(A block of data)
____
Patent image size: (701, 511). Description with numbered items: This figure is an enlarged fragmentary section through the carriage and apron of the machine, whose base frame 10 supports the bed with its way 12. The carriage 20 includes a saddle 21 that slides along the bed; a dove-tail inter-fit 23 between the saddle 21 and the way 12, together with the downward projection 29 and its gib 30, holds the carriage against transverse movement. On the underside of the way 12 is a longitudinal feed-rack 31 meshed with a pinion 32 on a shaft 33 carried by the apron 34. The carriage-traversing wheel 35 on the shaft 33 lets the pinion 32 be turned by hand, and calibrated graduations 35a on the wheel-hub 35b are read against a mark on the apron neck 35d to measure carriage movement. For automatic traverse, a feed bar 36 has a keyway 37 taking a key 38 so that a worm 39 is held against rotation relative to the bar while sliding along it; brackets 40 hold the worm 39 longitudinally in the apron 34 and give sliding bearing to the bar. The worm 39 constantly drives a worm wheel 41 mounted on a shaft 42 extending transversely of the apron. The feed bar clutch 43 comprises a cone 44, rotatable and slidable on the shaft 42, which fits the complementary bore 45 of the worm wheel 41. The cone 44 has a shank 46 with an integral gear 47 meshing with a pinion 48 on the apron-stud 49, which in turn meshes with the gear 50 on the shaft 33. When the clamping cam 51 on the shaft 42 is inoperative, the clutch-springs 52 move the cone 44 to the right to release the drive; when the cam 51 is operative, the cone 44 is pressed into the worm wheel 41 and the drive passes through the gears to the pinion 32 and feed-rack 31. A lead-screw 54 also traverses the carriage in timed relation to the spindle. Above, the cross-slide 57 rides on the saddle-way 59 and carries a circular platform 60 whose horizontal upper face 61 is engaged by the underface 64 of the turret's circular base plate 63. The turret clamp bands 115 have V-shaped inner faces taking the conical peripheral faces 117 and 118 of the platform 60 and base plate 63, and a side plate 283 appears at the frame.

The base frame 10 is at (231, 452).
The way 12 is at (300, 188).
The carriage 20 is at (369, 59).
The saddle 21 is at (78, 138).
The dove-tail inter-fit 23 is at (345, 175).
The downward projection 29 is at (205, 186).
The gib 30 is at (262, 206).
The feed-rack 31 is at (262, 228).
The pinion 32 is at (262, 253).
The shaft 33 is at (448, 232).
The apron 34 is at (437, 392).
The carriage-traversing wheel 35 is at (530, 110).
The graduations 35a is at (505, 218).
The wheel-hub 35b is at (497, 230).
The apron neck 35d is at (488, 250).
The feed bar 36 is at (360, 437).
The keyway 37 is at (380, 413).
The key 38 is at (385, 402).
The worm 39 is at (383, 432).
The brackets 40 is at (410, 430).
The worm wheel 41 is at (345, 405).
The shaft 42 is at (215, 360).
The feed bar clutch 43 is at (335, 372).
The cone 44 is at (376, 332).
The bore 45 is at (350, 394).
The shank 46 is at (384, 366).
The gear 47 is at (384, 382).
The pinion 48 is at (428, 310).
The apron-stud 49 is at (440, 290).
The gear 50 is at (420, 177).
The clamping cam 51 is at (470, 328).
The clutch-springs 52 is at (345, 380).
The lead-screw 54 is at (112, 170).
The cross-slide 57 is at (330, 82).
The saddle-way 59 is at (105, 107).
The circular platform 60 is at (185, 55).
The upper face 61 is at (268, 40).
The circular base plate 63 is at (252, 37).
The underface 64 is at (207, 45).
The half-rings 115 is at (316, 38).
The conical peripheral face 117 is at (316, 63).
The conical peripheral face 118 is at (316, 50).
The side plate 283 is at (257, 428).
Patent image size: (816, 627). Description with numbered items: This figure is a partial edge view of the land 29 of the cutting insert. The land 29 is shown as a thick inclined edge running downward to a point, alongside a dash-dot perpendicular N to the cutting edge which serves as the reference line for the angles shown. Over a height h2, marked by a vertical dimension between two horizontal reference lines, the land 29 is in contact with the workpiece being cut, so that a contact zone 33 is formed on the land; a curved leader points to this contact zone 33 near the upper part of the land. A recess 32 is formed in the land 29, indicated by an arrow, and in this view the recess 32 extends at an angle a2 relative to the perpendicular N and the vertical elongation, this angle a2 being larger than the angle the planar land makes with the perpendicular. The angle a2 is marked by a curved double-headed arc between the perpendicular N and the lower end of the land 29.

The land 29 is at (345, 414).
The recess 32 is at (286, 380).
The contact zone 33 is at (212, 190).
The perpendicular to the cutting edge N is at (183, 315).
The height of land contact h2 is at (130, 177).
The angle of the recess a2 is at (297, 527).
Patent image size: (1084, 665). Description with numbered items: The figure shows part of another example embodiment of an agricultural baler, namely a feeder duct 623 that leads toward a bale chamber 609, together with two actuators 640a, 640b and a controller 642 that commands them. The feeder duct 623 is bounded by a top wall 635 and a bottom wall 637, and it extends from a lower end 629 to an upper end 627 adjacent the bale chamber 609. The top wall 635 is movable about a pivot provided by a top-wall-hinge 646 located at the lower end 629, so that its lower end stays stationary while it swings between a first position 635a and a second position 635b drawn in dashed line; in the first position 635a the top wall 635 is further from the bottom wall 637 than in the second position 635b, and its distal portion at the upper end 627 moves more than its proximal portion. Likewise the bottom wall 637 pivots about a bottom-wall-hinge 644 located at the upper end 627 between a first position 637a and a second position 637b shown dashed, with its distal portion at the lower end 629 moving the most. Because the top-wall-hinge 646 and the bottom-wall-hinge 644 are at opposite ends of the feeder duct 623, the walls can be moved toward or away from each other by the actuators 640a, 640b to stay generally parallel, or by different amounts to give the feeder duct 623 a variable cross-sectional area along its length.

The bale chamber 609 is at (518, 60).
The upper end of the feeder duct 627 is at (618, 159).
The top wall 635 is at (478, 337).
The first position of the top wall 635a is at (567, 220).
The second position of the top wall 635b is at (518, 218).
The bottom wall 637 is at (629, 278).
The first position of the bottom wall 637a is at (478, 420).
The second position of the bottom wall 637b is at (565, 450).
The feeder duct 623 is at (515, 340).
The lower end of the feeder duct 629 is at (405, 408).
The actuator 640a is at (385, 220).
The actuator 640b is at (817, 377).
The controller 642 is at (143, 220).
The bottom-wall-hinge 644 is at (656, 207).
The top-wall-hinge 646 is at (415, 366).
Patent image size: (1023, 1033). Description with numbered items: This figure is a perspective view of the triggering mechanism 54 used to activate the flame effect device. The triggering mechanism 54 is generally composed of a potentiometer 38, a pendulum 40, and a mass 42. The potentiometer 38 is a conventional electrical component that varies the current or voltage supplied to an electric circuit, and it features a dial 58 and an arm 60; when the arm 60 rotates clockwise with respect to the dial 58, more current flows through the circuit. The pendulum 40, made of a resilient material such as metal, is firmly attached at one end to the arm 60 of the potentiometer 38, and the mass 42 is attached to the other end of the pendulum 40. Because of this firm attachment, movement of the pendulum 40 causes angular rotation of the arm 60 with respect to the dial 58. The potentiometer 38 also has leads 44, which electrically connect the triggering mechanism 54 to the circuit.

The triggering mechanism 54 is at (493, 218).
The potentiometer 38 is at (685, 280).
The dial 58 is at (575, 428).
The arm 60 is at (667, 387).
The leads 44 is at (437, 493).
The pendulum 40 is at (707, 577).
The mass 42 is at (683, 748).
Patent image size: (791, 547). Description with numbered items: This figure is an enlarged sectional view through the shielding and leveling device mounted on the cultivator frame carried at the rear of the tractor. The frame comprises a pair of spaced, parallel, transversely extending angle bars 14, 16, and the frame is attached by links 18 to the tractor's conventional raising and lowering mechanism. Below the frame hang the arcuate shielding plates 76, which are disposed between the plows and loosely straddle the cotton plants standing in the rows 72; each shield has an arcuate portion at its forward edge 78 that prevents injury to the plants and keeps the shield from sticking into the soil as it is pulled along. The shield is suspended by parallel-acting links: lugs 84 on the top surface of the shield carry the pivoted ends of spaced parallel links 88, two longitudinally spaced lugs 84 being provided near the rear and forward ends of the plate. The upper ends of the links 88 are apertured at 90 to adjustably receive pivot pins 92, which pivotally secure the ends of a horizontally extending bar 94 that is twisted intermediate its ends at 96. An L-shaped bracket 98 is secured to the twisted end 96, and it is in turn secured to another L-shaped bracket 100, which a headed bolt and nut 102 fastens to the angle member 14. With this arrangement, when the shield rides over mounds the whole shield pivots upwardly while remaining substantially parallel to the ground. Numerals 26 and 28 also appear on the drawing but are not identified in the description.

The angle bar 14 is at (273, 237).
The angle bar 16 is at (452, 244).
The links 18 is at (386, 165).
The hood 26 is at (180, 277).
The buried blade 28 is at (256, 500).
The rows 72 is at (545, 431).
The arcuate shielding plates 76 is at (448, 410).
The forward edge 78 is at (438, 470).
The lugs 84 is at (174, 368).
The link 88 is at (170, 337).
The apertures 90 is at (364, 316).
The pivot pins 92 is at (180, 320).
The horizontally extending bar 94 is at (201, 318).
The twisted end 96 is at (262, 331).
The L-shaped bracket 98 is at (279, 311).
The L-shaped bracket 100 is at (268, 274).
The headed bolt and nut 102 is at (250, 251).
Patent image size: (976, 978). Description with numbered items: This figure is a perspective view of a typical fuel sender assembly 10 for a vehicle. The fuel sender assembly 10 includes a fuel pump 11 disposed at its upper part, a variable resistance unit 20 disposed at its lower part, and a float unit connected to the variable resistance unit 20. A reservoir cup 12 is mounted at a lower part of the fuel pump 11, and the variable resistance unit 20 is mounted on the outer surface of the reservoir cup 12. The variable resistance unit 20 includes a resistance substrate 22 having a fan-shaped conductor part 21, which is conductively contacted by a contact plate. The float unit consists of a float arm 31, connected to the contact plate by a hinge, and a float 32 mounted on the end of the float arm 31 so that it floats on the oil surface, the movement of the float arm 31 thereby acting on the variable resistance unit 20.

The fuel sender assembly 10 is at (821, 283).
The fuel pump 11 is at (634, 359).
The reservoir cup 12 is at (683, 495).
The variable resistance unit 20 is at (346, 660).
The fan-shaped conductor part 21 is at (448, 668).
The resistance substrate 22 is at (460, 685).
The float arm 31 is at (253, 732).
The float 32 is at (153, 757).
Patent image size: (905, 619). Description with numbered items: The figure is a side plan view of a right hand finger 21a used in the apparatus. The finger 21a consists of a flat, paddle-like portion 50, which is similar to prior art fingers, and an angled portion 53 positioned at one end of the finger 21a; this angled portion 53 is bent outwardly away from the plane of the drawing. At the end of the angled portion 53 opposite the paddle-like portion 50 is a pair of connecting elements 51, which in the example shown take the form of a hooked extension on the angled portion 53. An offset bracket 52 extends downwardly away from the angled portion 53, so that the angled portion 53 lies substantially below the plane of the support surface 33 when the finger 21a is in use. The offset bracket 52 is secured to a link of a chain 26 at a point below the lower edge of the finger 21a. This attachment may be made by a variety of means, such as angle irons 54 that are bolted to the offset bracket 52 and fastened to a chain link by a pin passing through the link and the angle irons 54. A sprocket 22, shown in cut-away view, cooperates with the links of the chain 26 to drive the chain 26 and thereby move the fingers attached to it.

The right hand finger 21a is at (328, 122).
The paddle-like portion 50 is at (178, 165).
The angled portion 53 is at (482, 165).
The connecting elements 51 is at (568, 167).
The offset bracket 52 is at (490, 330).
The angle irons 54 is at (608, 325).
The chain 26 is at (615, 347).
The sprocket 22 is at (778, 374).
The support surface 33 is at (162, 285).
____
→ **Goal**
Retype the entries from the line with "Patent image size: (976, 978)." up to and including the line with "The float 32 is at (153, 757).", character for character.

→ **Expected answer**
Patent image size: (976, 978). Description with numbered items: This figure is a perspective view of a typical fuel sender assembly 10 for a vehicle. The fuel sender assembly 10 includes a fuel pump 11 disposed at its upper part, a variable resistance unit 20 disposed at its lower part, and a float unit connected to the variable resistance unit 20. A reservoir cup 12 is mounted at a lower part of the fuel pump 11, and the variable resistance unit 20 is mounted on the outer surface of the reservoir cup 12. The variable resistance unit 20 includes a resistance substrate 22 having a fan-shaped conductor part 21, which is conductively contacted by a contact plate. The float unit consists of a float arm 31, connected to the contact plate by a hinge, and a float 32 mounted on the end of the float arm 31 so that it floats on the oil surface, the movement of the float arm 31 thereby acting on the variable resistance unit 20.

The fuel sender assembly 10 is at (821, 283).
The fuel pump 11 is at (634, 359).
The reservoir cup 12 is at (683, 495).
The variable resistance unit 20 is at (346, 660).
The fan-shaped conductor part 21 is at (448, 668).
The resistance substrate 22 is at (460, 685).
The float arm 31 is at (253, 732).
The float 32 is at (153, 757).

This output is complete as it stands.